----- Document text

Indicate by check mark whether the registrant is an emerging growth company as defined in Rule 405 of the Securities Act of 1933 (§230.405 of this chapter) or Rule 12b-2 of the Securities Exchange Act of 1934 (§240.12b-2 of this chapter).

 

Emerging growth company x

 

If an emerging growth company, indicate by check mark if the registrant has elected not to use the extended transition period for complying with any new or revised financial accounting standards provided pursuant to Section 13(a) of the Exchange Act. ¨

 

 

 

 

 

 

EXPLANATORY NOTE

 

The registrant hereby amends its Current Report on Form 8-K previously filed on April 5, 2021 (the “Original Form 8-K”) solely for the purpose of correcting an error in the number of shares set forth on Schedule A to Exhibit 10.3 of the Original Form 8-K. Other than as set forth in this Explanatory Note, this Form 8-K/A does not amend any other items in the Original Form 8-K.

----------

Short task 1
According to the amendment text, on what date was the Original Form 8-K filed?

----- Records provided

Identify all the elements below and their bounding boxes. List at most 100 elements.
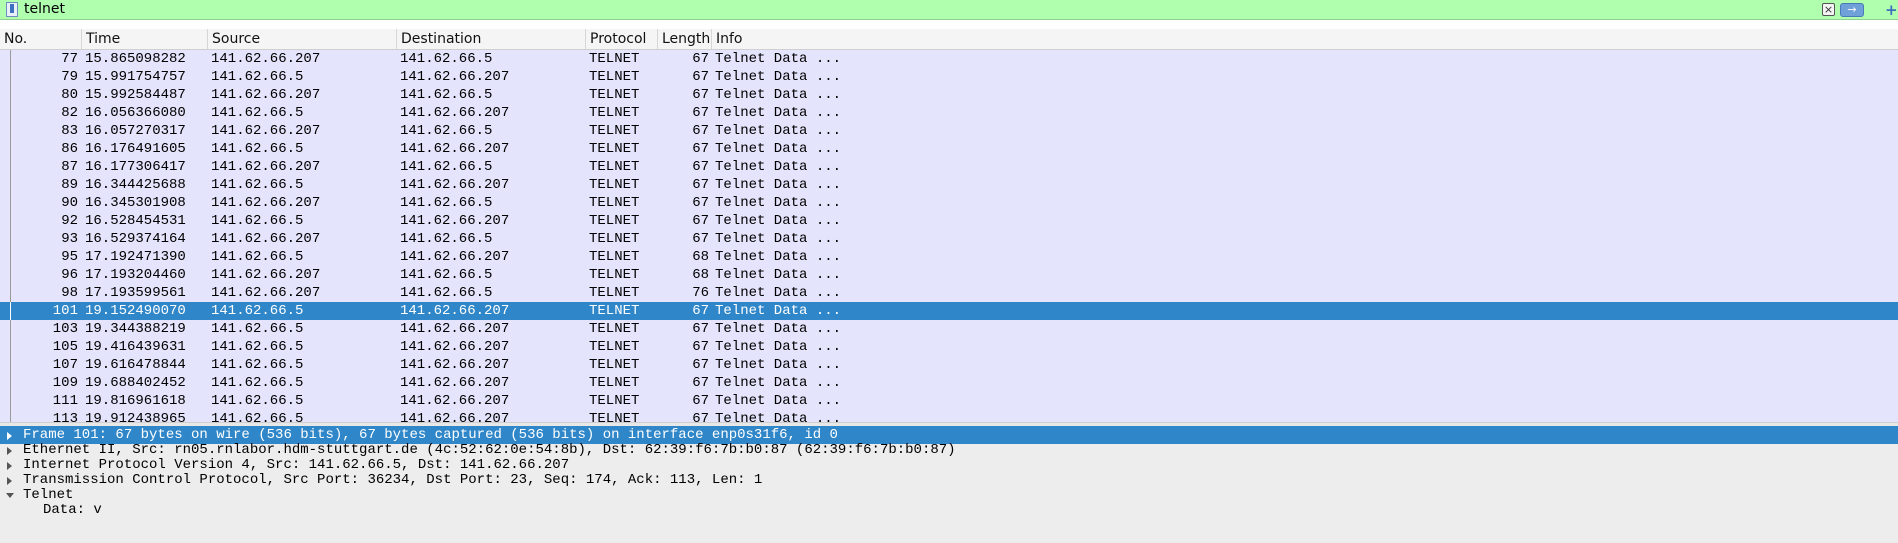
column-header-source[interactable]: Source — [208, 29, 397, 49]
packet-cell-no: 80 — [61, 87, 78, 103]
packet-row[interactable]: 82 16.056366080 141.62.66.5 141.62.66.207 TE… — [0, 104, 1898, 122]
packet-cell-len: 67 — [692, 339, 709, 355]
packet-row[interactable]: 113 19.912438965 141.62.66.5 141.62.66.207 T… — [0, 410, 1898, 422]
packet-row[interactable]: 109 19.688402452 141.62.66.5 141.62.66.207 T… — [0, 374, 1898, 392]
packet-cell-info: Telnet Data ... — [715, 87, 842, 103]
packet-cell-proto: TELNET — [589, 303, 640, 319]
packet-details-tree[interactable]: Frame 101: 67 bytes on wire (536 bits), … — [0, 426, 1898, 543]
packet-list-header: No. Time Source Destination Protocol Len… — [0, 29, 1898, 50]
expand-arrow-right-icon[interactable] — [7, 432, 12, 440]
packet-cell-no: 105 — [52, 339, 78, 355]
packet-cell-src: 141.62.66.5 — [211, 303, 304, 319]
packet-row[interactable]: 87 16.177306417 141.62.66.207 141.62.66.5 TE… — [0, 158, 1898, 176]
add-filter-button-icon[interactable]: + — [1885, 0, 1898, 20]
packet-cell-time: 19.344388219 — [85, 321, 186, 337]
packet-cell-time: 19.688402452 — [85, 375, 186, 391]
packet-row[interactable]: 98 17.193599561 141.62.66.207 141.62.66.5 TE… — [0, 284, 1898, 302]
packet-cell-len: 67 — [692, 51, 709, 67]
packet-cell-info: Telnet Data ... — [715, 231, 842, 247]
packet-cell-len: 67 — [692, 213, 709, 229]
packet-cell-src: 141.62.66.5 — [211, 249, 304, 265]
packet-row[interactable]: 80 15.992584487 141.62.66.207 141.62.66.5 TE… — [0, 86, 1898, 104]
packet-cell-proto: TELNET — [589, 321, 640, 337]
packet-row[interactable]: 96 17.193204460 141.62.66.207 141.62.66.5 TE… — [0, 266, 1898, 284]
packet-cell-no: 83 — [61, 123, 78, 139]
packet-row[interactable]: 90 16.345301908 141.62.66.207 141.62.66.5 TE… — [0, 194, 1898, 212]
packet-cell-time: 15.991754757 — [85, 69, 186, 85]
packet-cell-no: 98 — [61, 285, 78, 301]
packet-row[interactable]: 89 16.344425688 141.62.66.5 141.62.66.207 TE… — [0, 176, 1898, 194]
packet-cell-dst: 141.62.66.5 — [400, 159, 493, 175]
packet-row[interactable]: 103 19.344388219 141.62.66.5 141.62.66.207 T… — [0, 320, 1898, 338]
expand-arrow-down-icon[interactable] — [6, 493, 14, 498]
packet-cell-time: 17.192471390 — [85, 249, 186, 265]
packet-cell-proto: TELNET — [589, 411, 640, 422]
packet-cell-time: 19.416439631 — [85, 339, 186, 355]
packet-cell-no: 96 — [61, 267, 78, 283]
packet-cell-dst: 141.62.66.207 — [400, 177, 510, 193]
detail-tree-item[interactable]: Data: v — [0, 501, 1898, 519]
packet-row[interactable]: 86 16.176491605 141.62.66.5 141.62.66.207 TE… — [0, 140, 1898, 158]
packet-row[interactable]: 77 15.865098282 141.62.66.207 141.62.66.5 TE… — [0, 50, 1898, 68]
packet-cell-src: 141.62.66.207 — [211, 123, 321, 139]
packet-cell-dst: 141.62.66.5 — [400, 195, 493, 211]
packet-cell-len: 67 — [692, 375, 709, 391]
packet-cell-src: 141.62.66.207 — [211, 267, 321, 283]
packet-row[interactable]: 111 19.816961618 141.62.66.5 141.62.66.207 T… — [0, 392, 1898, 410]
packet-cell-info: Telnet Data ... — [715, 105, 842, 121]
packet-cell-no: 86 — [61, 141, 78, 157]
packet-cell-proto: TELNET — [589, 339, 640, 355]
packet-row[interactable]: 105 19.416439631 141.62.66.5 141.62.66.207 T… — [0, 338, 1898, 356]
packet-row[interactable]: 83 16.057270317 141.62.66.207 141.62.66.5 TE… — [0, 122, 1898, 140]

----------

Short task 2
In the records, arrange the lines from the line with "column-header-source[interactable]: Source —" to the line with "packet-cell-src: 141.62.66.5 — [211, 249, 304, 265]" as a Markdown table with the columns n and Line. Give only those lines, numbered in order and with blank lines left out.

Complete response 1
April 5, 2021

Complete response 2
| n | Line |
|---|---|
| 1 | column-header-source[interactable]: Source — [208, 29, 397, 49] |
| 2 | packet-cell-no: 80 — [61, 87, 78, 103] |
| 3 | packet-row[interactable]: 82 16.056366080 141.62.66.5 141.62.66.207 TE… — [0, 104, 1898, 122] |
| 4 | packet-cell-len: 67 — [692, 339, 709, 355] |
| 5 | packet-row[interactable]: 113 19.912438965 141.62.66.5 141.62.66.207 T… — [0, 410, 1898, 422] |
| 6 | packet-row[interactable]: 109 19.688402452 141.62.66.5 141.62.66.207 T… — [0, 374, 1898, 392] |
| 7 | packet-cell-info: Telnet Data ... — [715, 87, 842, 103] |
| 8 | packet-cell-proto: TELNET — [589, 303, 640, 319] |
| 9 | packet-details-tree[interactable]: Frame 101: 67 bytes on wire (536 bits), … — [0, 426, 1898, 543] |
| 10 | packet-list-header: No. Time Source Destination Protocol Len… — [0, 29, 1898, 50] |
| 11 | expand-arrow-right-icon[interactable] — [7, 432, 12, 440] |
| 12 | packet-cell-no: 105 — [52, 339, 78, 355] |
| 13 | packet-cell-src: 141.62.66.5 — [211, 303, 304, 319] |
| 14 | packet-row[interactable]: 87 16.177306417 141.62.66.207 141.62.66.5 TE… — [0, 158, 1898, 176] |
| 15 | add-filter-button-icon[interactable]: + — [1885, 0, 1898, 20] |
| 16 | packet-cell-time: 19.344388219 — [85, 321, 186, 337] |
| 17 | packet-cell-time: 19.688402452 — [85, 375, 186, 391] |
| 18 | packet-row[interactable]: 98 17.193599561 141.62.66.207 141.62.66.5 TE… — [0, 284, 1898, 302] |
| 19 | packet-cell-len: 67 — [692, 51, 709, 67] |
| 20 | packet-cell-info: Telnet Data ... — [715, 231, 842, 247] |
| 21 | packet-cell-len: 67 — [692, 213, 709, 229] |
| 22 | packet-cell-src: 141.62.66.5 — [211, 249, 304, 265] |